» INSTRUCTIONS FOR THE TASK:
Copy the listing below in full and skip every picture.

Stored items:

========================================

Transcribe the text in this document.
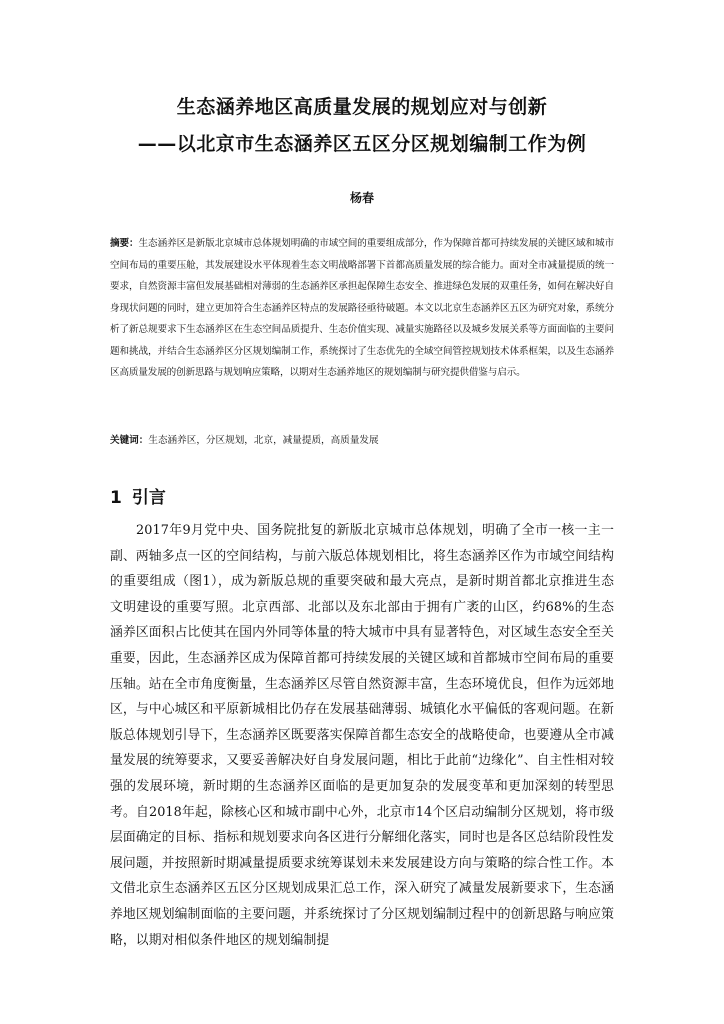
生态涵养地区高质量发展的规划应对与创新
——以北京市生态涵养区五区分区规划编制工作为例

杨春

摘要：生态涵养区是新版北京城市总体规划明确的市域空间的重要组成部分，作为保障首都可持续发展的关键区域和城市空间布局的重要压舱，其发展建设水平体现着生态文明战略部署下首都高质量发展的综合能力。面对全市减量提质的统一要求，自然资源丰富但发展基础相对薄弱的生态涵养区承担起保障生态安全、推进绿色发展的双重任务，如何在解决好自身现状问题的同时，建立更加符合生态涵养区特点的发展路径亟待破题。本文以北京生态涵养区五区为研究对象，系统分析了新总规要求下生态涵养区在生态空间品质提升、生态价值实现、减量实施路径以及城乡发展关系等方面面临的主要问题和挑战，并结合生态涵养区分区规划编制工作，系统探讨了生态优先的全域空间管控规划技术体系框架，以及生态涵养区高质量发展的创新思路与规划响应策略，以期对生态涵养地区的规划编制与研究提供借鉴与启示。

关键词：生态涵养区，分区规划，北京，减量提质，高质量发展

1 引言

2017年9月党中央、国务院批复的新版北京城市总体规划，明确了全市一核一主一副、两轴多点一区的空间结构，与前六版总体规划相比，将生态涵养区作为市域空间结构的重要组成（图1），成为新版总规的重要突破和最大亮点，是新时期首都北京推进生态文明建设的重要写照。北京西部、北部以及东北部由于拥有广袤的山区，约68%的生态涵养区面积占比使其在国内外同等体量的特大城市中具有显著特色，对区域生态安全至关重要，因此，生态涵养区成为保障首都可持续发展的关键区域和首都城市空间布局的重要压轴。站在全市角度衡量，生态涵养区尽管自然资源丰富，生态环境优良，但作为远郊地区，与中心城区和平原新城相比仍存在发展基础薄弱、城镇化水平偏低的客观问题。在新版总体规划引导下，生态涵养区既要落实保障首都生态安全的战略使命，也要遵从全市减量发展的统筹要求，又要妥善解决好自身发展问题，相比于此前“边缘化”、自主性相对较强的发展环境，新时期的生态涵养区面临的是更加复杂的发展变革和更加深刻的转型思考。自2018年起，除核心区和城市副中心外，北京市14个区启动编制分区规划，将市级层面确定的目标、指标和规划要求向各区进行分解细化落实，同时也是各区总结阶段性发展问题，并按照新时期减量提质要求统筹谋划未来发展建设方向与策略的综合性工作。本文借北京生态涵养区五区分区规划成果汇总工作，深入研究了减量发展新要求下，生态涵养地区规划编制面临的主要问题，并系统探讨了分区规划编制过程中的创新思路与响应策略，以期对相似条件地区的规划编制提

========================================

» TASK SOLUTION:
Transcribe the text in this document.
生态涵养地区高质量发展的规划应对与创新
——以北京市生态涵养区五区分区规划编制工作为例

杨春

摘要：生态涵养区是新版北京城市总体规划明确的市域空间的重要组成部分，作为保障首都可持续发展的关键区域和城市空间布局的重要压舱，其发展建设水平体现着生态文明战略部署下首都高质量发展的综合能力。面对全市减量提质的统一要求，自然资源丰富但发展基础相对薄弱的生态涵养区承担起保障生态安全、推进绿色发展的双重任务，如何在解决好自身现状问题的同时，建立更加符合生态涵养区特点的发展路径亟待破题。本文以北京生态涵养区五区为研究对象，系统分析了新总规要求下生态涵养区在生态空间品质提升、生态价值实现、减量实施路径以及城乡发展关系等方面面临的主要问题和挑战，并结合生态涵养区分区规划编制工作，系统探讨了生态优先的全域空间管控规划技术体系框架，以及生态涵养区高质量发展的创新思路与规划响应策略，以期对生态涵养地区的规划编制与研究提供借鉴与启示。

关键词：生态涵养区，分区规划，北京，减量提质，高质量发展

1 引言

2017年9月党中央、国务院批复的新版北京城市总体规划，明确了全市一核一主一副、两轴多点一区的空间结构，与前六版总体规划相比，将生态涵养区作为市域空间结构的重要组成（图1），成为新版总规的重要突破和最大亮点，是新时期首都北京推进生态文明建设的重要写照。北京西部、北部以及东北部由于拥有广袤的山区，约68%的生态涵养区面积占比使其在国内外同等体量的特大城市中具有显著特色，对区域生态安全至关重要，因此，生态涵养区成为保障首都可持续发展的关键区域和首都城市空间布局的重要压轴。站在全市角度衡量，生态涵养区尽管自然资源丰富，生态环境优良，但作为远郊地区，与中心城区和平原新城相比仍存在发展基础薄弱、城镇化水平偏低的客观问题。在新版总体规划引导下，生态涵养区既要落实保障首都生态安全的战略使命，也要遵从全市减量发展的统筹要求，又要妥善解决好自身发展问题，相比于此前“边缘化”、自主性相对较强的发展环境，新时期的生态涵养区面临的是更加复杂的发展变革和更加深刻的转型思考。自2018年起，除核心区和城市副中心外，北京市14个区启动编制分区规划，将市级层面确定的目标、指标和规划要求向各区进行分解细化落实，同时也是各区总结阶段性发展问题，并按照新时期减量提质要求统筹谋划未来发展建设方向与策略的综合性工作。本文借北京生态涵养区五区分区规划成果汇总工作，深入研究了减量发展新要求下，生态涵养地区规划编制面临的主要问题，并系统探讨了分区规划编制过程中的创新思路与响应策略，以期对相似条件地区的规划编制提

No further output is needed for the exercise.